(Provided text):
BEGIN
Meanwhile, it was announced today Gary Cohn will be replaced by Larry Kudlow, the longtime CNBC anchor and economist.

Joining me right now is Democratic Congresswoman Karen Bass of California, and Phil Rucker is White House bureau chief at "The Washington Post" and an MSNBC political analyst.

First the news, Phil. Thank you for joining us tonight. You guys know what`s going on.

You and Ashley and the rest have been sniffing out trouble for a long time now. Who is -- how many more heads are -- it seems like Trump`s openly put -- calling it hunting season. He said on the driveway a couple days ago, yes, I`m almost where I want to get. In other words, more heads to go.

PHILIP RUCKER, MSNBC POLITICAL ANALYST: Yes.
END
Stored items
BEGIN
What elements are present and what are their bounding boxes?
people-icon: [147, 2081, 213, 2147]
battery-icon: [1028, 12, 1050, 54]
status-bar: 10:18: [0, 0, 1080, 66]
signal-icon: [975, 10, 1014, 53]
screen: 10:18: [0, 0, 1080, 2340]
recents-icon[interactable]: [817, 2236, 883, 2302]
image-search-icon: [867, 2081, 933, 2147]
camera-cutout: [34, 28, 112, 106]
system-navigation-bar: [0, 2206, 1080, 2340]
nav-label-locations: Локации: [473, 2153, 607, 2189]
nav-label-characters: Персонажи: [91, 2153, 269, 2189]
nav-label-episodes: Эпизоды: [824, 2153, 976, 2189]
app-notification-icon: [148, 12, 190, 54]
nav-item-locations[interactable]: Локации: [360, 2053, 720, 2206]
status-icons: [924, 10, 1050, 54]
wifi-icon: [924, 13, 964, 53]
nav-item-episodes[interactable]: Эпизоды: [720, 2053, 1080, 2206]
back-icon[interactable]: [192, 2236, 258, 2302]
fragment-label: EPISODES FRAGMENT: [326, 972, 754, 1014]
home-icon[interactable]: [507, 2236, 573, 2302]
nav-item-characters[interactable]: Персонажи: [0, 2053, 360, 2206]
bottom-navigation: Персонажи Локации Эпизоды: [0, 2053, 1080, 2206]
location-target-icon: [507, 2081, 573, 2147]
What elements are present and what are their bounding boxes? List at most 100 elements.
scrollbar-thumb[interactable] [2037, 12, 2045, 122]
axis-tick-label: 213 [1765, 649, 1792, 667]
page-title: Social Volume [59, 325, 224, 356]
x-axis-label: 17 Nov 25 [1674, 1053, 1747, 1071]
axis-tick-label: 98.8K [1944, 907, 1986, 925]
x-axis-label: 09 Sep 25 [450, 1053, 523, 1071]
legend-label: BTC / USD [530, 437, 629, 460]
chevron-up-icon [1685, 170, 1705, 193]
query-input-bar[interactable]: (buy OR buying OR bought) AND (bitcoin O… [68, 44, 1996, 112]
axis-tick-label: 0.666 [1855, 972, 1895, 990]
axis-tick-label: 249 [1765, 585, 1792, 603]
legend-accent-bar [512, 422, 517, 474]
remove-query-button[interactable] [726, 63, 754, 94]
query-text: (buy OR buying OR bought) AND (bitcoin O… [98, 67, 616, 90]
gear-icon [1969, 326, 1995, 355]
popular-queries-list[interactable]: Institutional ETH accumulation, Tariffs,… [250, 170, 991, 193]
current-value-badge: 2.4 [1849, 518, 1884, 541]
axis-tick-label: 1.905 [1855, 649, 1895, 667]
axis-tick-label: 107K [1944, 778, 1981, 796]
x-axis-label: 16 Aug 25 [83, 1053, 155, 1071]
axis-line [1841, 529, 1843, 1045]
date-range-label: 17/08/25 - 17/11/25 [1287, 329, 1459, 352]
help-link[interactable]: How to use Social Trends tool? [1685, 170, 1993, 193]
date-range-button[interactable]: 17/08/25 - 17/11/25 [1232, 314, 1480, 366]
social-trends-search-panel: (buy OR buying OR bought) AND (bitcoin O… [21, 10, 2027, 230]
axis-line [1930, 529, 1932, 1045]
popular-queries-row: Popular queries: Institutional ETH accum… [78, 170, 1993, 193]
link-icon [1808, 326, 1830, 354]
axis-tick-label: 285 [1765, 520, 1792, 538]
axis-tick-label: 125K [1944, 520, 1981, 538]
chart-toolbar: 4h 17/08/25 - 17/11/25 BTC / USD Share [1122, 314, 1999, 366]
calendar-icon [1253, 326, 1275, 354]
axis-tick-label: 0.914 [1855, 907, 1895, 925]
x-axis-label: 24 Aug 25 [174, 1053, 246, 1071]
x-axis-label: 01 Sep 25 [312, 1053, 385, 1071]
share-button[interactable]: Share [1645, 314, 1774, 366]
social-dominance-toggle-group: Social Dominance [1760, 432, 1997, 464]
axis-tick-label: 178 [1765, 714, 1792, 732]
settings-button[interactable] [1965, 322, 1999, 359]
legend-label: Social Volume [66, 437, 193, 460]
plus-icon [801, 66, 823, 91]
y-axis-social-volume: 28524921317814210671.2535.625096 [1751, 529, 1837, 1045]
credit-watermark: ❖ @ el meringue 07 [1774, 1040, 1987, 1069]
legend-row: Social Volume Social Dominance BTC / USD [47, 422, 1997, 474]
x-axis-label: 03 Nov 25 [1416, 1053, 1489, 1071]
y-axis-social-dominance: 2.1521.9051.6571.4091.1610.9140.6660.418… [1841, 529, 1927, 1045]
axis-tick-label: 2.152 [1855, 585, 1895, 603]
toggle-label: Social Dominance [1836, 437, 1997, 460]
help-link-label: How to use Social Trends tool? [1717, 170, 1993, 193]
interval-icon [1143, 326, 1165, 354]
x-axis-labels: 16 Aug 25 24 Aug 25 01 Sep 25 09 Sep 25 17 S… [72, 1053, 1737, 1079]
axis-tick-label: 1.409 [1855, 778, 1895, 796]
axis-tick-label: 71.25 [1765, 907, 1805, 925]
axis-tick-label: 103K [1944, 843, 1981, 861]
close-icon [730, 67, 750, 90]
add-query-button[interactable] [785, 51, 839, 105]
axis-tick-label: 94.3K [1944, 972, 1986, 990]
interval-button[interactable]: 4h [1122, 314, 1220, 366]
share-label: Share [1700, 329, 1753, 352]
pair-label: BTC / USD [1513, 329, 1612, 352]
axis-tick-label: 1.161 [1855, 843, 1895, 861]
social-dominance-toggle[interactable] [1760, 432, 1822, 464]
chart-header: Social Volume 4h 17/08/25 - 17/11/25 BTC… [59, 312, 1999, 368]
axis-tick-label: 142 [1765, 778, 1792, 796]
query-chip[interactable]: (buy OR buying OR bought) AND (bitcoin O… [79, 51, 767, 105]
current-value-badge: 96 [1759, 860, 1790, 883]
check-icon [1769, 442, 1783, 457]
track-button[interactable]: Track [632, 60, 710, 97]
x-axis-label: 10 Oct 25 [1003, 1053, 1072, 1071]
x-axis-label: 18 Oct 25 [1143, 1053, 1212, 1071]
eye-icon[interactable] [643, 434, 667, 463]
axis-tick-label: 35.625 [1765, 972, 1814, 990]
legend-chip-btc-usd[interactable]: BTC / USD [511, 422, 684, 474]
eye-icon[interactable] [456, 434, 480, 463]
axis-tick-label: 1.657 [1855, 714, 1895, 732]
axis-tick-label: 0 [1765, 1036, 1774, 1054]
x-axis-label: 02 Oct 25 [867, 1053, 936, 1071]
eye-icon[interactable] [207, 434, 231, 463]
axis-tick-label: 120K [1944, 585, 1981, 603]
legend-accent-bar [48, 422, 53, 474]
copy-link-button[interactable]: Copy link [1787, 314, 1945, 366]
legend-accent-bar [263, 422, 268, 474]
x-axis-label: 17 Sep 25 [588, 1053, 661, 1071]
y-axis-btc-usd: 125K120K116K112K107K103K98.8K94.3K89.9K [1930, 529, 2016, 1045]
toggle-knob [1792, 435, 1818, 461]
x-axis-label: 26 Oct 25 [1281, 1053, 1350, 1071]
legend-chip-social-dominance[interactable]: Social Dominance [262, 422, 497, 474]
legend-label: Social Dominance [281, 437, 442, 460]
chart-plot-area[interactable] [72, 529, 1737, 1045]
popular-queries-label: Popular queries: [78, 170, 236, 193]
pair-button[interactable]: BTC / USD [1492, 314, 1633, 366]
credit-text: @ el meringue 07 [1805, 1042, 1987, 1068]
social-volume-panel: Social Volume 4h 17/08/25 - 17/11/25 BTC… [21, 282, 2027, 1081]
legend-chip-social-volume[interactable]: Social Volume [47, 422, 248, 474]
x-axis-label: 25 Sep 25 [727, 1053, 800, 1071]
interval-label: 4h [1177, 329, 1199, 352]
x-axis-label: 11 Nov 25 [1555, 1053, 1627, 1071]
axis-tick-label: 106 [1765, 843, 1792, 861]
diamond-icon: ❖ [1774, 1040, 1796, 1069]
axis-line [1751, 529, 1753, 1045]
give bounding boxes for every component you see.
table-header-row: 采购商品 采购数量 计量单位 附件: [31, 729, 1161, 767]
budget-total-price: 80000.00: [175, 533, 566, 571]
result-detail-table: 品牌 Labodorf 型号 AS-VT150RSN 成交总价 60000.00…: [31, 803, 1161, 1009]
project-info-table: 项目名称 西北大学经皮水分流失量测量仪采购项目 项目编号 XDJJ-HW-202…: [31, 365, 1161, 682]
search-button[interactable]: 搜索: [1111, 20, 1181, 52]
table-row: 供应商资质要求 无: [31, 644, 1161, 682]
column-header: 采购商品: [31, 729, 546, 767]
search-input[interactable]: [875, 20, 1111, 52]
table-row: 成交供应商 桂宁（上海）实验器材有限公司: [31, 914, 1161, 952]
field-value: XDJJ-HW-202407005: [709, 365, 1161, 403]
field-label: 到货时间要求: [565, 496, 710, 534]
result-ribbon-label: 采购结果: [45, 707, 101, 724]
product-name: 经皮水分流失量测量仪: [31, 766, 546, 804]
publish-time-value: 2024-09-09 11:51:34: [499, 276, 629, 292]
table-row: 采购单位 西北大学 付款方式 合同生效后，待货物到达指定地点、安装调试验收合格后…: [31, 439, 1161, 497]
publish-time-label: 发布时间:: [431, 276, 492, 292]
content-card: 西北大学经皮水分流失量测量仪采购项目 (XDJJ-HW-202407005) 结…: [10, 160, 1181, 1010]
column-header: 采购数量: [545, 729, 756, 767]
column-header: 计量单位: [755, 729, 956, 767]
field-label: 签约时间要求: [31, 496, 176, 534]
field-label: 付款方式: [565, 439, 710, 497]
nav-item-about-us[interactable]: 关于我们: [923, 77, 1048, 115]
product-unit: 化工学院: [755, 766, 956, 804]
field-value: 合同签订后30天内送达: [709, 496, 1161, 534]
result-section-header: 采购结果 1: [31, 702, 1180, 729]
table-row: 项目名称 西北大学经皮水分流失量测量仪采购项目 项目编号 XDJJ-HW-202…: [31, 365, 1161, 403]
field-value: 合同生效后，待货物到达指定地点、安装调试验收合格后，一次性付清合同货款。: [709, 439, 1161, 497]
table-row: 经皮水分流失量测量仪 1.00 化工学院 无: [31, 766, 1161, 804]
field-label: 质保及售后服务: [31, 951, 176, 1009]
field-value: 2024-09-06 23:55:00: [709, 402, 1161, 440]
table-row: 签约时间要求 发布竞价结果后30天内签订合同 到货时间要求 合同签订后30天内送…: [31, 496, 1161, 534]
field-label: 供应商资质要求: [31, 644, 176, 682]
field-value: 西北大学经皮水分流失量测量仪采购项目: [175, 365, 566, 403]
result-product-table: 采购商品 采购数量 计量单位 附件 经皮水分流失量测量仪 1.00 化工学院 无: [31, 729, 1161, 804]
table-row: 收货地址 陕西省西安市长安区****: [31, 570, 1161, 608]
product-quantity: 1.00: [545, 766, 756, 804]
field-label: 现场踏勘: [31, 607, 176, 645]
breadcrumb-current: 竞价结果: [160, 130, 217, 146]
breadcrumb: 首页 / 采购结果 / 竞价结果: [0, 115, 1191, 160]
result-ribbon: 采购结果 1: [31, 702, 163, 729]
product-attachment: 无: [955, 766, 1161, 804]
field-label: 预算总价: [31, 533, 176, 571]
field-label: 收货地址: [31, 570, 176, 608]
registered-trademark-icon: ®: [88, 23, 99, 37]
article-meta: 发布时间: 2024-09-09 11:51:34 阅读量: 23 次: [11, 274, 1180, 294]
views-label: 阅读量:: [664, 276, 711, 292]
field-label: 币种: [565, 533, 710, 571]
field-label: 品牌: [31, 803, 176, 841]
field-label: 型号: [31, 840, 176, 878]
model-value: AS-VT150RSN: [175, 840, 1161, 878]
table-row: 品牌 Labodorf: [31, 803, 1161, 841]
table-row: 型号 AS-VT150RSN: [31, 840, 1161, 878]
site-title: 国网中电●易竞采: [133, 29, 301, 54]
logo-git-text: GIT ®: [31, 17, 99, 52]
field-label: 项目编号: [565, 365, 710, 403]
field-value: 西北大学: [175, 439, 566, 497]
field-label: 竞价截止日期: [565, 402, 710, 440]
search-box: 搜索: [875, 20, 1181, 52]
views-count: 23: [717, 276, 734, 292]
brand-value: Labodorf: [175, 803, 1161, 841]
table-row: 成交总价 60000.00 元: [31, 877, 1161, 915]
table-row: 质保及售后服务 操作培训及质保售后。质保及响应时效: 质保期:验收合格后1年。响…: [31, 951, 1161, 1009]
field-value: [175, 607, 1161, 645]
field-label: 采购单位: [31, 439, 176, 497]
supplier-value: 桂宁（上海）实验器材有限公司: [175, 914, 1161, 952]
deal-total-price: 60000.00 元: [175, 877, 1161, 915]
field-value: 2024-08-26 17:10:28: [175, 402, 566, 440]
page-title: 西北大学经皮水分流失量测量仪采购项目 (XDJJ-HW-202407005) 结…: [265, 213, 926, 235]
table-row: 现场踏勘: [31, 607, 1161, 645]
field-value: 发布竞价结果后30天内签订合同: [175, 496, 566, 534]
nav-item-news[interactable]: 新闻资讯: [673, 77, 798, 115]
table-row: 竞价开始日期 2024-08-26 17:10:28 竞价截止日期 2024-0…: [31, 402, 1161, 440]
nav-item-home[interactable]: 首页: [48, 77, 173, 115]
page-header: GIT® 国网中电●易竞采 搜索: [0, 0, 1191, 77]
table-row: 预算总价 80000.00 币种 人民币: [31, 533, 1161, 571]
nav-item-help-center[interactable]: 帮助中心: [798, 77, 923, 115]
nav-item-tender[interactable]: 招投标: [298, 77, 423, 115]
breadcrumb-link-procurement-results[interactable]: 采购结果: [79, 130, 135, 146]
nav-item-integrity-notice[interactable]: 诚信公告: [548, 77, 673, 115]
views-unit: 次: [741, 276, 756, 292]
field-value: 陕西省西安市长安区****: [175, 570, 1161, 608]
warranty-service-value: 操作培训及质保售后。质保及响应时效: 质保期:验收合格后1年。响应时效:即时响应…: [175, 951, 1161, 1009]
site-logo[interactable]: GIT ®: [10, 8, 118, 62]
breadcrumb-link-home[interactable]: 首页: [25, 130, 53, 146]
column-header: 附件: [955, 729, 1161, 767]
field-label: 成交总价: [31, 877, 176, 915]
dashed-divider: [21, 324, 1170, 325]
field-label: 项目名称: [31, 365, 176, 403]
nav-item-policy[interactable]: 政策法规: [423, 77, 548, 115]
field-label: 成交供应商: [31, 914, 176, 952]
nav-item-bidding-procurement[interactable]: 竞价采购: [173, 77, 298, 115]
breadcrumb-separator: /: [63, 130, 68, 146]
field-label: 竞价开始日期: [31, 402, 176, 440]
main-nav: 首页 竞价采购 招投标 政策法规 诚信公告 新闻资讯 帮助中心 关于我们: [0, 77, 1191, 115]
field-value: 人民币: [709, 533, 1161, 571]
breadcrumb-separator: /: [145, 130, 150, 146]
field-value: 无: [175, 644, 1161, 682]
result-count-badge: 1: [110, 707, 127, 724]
END
(Set problem): According to the transcript excerpt, who will replace Gary Cohn? The rows are not needed for this.

(Finished task): Larry Kudlow, the longtime CNBC anchor and economist.